[Goal] Go through the listing and return every line with "type" in it.
....
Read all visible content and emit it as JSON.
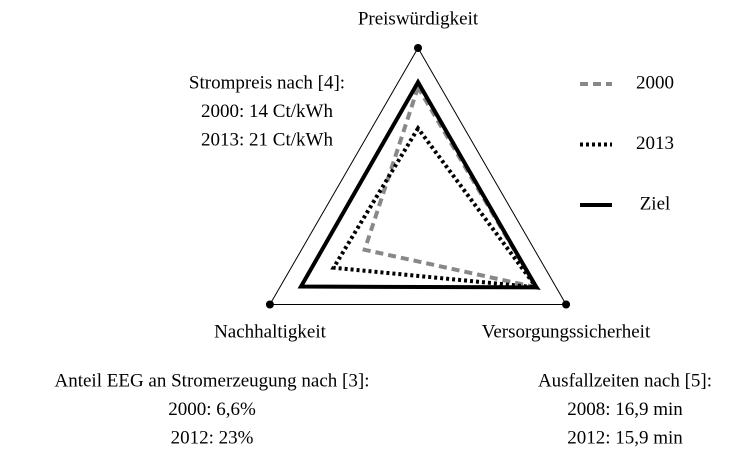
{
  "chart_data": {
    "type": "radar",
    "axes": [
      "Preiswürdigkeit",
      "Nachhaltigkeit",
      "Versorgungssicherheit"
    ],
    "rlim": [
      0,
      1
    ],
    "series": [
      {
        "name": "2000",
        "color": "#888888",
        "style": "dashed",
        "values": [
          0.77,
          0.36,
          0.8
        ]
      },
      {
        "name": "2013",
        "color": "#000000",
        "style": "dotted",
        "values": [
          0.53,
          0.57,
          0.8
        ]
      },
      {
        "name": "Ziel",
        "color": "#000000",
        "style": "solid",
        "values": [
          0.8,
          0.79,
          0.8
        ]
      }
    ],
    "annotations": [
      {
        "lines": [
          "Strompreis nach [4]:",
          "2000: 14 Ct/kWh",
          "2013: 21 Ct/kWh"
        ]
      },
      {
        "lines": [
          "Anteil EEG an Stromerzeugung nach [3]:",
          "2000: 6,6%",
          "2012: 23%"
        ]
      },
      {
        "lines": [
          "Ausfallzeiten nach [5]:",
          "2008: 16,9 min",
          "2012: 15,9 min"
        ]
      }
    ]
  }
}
....
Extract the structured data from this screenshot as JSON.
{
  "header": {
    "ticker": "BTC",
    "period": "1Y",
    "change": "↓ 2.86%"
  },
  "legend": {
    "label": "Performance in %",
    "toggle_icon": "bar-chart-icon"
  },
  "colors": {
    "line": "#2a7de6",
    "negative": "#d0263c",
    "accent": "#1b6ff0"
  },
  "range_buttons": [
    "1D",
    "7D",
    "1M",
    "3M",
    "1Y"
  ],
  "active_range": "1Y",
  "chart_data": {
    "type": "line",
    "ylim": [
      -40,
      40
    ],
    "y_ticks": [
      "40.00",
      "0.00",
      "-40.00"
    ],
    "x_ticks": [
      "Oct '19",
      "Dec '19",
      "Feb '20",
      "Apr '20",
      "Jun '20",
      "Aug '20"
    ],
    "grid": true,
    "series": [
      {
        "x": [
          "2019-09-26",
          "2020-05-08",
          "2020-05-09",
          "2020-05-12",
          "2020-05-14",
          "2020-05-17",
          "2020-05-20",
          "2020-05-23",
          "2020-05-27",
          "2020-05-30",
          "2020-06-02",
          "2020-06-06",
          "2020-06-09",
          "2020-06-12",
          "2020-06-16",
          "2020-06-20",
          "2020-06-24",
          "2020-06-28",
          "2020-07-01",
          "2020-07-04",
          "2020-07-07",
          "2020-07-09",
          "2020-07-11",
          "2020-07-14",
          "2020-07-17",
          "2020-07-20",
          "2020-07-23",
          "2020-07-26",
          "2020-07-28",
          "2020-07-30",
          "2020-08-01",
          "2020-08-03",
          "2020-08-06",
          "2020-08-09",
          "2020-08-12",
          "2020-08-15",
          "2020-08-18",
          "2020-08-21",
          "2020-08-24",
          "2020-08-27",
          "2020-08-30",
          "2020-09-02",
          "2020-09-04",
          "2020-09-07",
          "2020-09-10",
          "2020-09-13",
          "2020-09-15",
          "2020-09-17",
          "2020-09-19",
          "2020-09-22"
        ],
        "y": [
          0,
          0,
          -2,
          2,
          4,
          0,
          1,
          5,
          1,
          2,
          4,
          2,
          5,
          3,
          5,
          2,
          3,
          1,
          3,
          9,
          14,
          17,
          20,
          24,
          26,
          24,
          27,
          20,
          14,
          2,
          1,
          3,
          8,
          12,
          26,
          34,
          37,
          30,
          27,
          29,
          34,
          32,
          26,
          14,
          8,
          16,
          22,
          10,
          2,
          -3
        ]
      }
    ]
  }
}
....
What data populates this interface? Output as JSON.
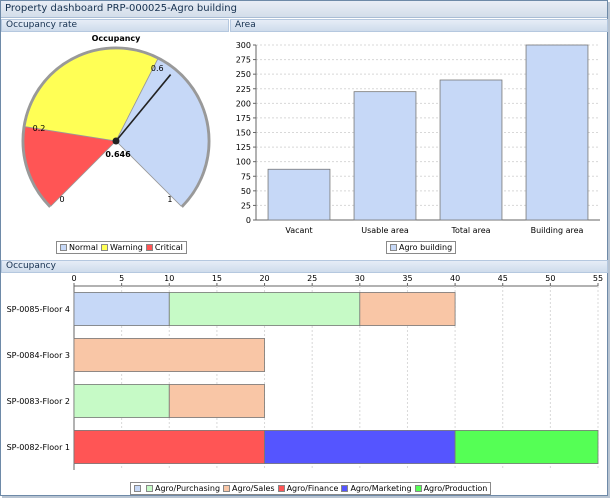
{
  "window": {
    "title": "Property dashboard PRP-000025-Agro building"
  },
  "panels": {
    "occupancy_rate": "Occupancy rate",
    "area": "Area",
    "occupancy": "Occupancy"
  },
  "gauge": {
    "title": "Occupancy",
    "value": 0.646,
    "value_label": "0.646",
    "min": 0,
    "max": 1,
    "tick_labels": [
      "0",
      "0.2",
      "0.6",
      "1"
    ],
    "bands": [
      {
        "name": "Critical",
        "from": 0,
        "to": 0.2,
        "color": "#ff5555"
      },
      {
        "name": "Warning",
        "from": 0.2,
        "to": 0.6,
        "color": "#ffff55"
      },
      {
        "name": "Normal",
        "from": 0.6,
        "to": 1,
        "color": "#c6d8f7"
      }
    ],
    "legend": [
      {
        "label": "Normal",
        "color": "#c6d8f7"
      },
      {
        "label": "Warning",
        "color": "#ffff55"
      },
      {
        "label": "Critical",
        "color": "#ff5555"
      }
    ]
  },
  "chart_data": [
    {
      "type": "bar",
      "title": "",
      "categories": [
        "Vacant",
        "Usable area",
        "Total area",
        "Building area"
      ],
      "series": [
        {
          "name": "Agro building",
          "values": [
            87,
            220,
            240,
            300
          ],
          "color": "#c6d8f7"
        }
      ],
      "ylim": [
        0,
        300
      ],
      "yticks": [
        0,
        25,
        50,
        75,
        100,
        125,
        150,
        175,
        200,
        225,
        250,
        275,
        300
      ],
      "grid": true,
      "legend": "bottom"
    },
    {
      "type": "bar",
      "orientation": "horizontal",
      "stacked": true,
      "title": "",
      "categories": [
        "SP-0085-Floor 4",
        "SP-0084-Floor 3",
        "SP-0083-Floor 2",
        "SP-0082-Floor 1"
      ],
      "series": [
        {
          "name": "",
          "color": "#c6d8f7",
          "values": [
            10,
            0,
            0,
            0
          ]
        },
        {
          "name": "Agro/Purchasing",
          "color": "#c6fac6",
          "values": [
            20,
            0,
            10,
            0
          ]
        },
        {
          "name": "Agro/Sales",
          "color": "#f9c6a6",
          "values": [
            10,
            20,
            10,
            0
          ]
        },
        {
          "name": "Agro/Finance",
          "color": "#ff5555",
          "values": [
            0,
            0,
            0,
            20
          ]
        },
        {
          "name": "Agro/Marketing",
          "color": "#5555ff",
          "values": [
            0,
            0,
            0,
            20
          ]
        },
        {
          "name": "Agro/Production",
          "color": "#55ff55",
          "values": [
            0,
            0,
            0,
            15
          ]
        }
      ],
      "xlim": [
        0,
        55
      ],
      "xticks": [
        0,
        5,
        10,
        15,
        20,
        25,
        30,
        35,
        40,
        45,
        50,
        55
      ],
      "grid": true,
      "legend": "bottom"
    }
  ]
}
....
[Full answer]
    "type": "radar",
    "type": "line",
      "type": "bar",
      "type": "bar",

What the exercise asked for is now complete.